**Given problem**. Output all the data exactly. Pictures do not belong in the copy.

Extracts from a graphics dataset:
[start]
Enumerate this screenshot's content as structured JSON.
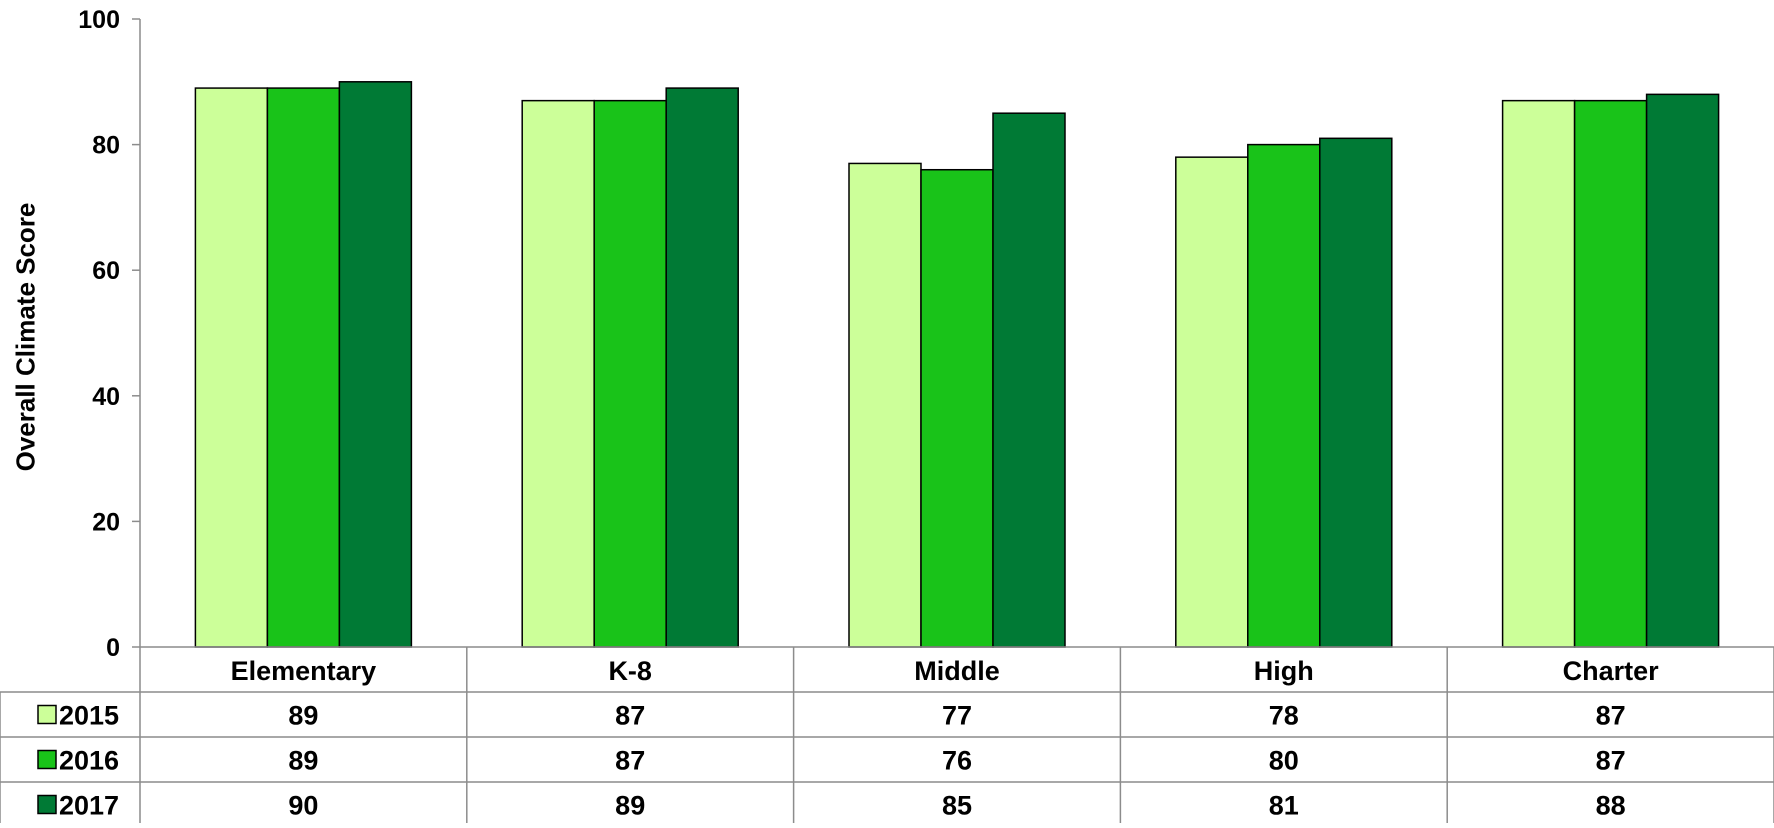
{
  "chart_data": {
    "type": "bar",
    "ylabel": "Overall Climate Score",
    "ylim": [
      0,
      100
    ],
    "yticks": [
      0,
      20,
      40,
      60,
      80,
      100
    ],
    "grid": false,
    "legend": "data-table-below",
    "categories": [
      "Elementary",
      "K-8",
      "Middle",
      "High",
      "Charter"
    ],
    "series": [
      {
        "name": "2015",
        "color": "#ccff99",
        "values": [
          89,
          87,
          77,
          78,
          87
        ]
      },
      {
        "name": "2016",
        "color": "#19c319",
        "values": [
          89,
          87,
          76,
          80,
          87
        ]
      },
      {
        "name": "2017",
        "color": "#007a35",
        "values": [
          90,
          89,
          85,
          81,
          88
        ]
      }
    ]
  }
}
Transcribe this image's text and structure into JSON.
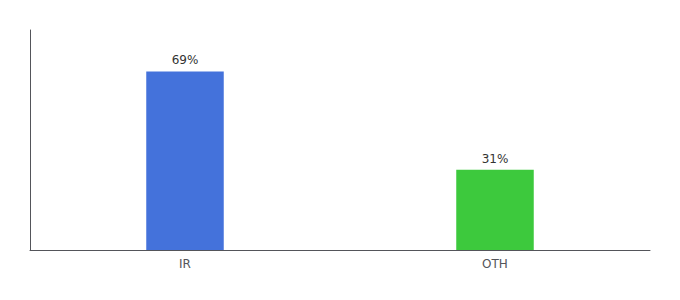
{
  "chart_data": {
    "type": "bar",
    "categories": [
      "IR",
      "OTH"
    ],
    "values": [
      69,
      31
    ],
    "value_labels": [
      "69%",
      "31%"
    ],
    "colors": [
      "#4472DB",
      "#3DC93D"
    ],
    "ylim": [
      0,
      85
    ],
    "data_labels": true,
    "tick_labels": "x",
    "grid": false
  }
}
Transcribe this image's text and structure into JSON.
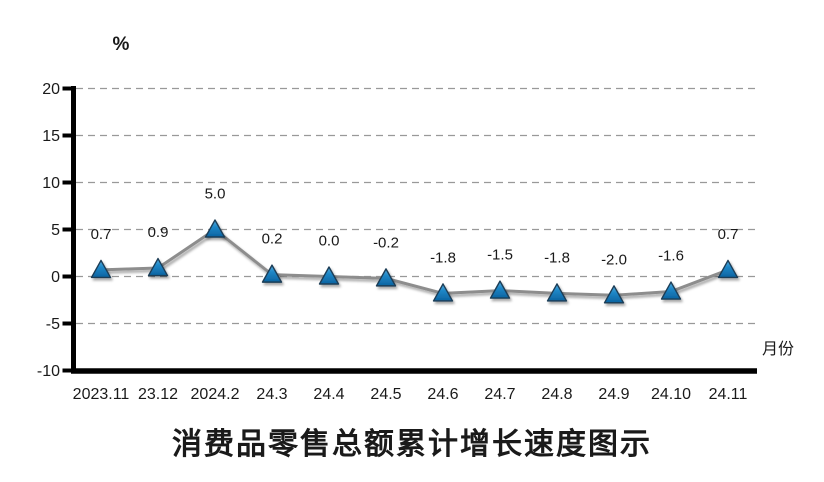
[end]
**Full solution**.
Enumerate this screenshot's content as structured JSON.
{
  "chart_data": {
    "type": "bar",
    "ylabel": "Overall Climate Score",
    "ylim": [
      0,
      100
    ],
    "yticks": [
      0,
      20,
      40,
      60,
      80,
      100
    ],
    "grid": false,
    "legend": "data-table-below",
    "categories": [
      "Elementary",
      "K-8",
      "Middle",
      "High",
      "Charter"
    ],
    "series": [
      {
        "name": "2015",
        "color": "#ccff99",
        "values": [
          89,
          87,
          77,
          78,
          87
        ]
      },
      {
        "name": "2016",
        "color": "#19c319",
        "values": [
          89,
          87,
          76,
          80,
          87
        ]
      },
      {
        "name": "2017",
        "color": "#007a35",
        "values": [
          90,
          89,
          85,
          81,
          88
        ]
      }
    ]
  }
}
Transcribe this image's text and structure into JSON.
{
  "chart_data": {
    "type": "bar",
    "categories": [
      "IR",
      "OTH"
    ],
    "values": [
      69,
      31
    ],
    "value_labels": [
      "69%",
      "31%"
    ],
    "colors": [
      "#4472DB",
      "#3DC93D"
    ],
    "ylim": [
      0,
      85
    ],
    "data_labels": true,
    "tick_labels": "x",
    "grid": false
  }
}
Transcribe this image's text and structure into JSON.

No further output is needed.